■ TO DO ■
Count the lines in the entries below that contain the string "arrow". Case counts, and your reply should be only the number.

■ LISTING ■
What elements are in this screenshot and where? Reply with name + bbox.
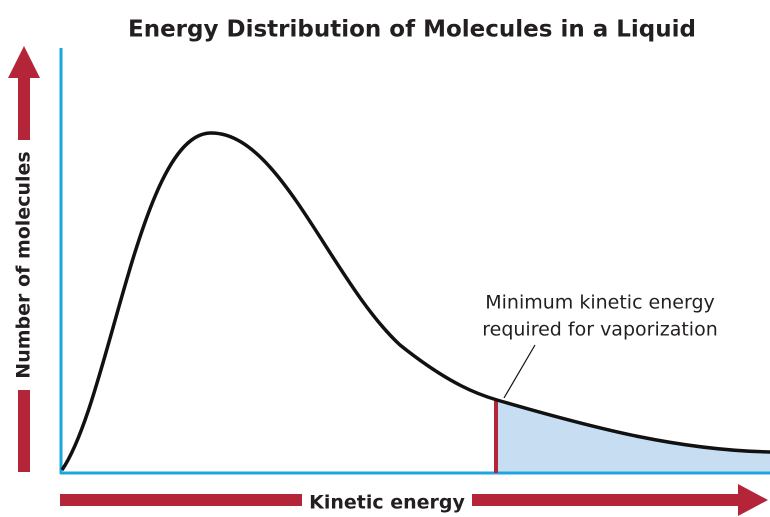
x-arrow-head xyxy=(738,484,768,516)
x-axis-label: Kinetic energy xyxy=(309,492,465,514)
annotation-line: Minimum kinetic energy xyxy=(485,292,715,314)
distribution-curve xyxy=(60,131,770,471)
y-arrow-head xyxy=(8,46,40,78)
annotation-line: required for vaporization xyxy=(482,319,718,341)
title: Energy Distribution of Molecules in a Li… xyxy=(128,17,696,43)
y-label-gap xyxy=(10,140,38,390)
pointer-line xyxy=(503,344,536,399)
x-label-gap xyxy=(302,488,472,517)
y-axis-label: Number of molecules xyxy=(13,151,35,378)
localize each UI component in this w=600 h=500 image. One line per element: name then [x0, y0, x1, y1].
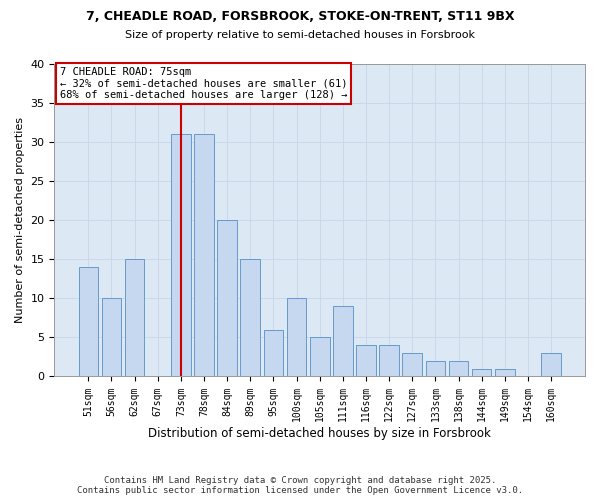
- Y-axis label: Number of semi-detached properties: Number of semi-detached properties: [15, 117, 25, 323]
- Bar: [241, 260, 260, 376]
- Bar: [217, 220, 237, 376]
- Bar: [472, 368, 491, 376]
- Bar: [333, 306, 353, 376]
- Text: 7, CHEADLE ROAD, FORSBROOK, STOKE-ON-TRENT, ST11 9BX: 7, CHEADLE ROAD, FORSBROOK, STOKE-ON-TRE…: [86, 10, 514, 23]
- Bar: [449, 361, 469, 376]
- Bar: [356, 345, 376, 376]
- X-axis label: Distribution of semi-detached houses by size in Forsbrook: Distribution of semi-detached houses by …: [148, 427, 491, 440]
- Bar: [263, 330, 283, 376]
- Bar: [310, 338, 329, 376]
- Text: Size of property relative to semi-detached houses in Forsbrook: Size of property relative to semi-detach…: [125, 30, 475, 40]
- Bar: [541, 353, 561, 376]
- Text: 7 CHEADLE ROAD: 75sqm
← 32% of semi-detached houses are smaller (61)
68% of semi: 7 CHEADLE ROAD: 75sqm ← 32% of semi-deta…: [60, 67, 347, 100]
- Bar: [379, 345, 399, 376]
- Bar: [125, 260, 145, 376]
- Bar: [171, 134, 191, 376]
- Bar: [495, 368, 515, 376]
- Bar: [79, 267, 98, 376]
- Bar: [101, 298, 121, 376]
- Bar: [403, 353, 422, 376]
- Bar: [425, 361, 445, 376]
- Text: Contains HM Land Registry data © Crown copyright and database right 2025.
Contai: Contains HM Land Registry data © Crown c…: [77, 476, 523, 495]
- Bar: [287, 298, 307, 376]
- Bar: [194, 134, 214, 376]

■ TASK OUTPUT ■
2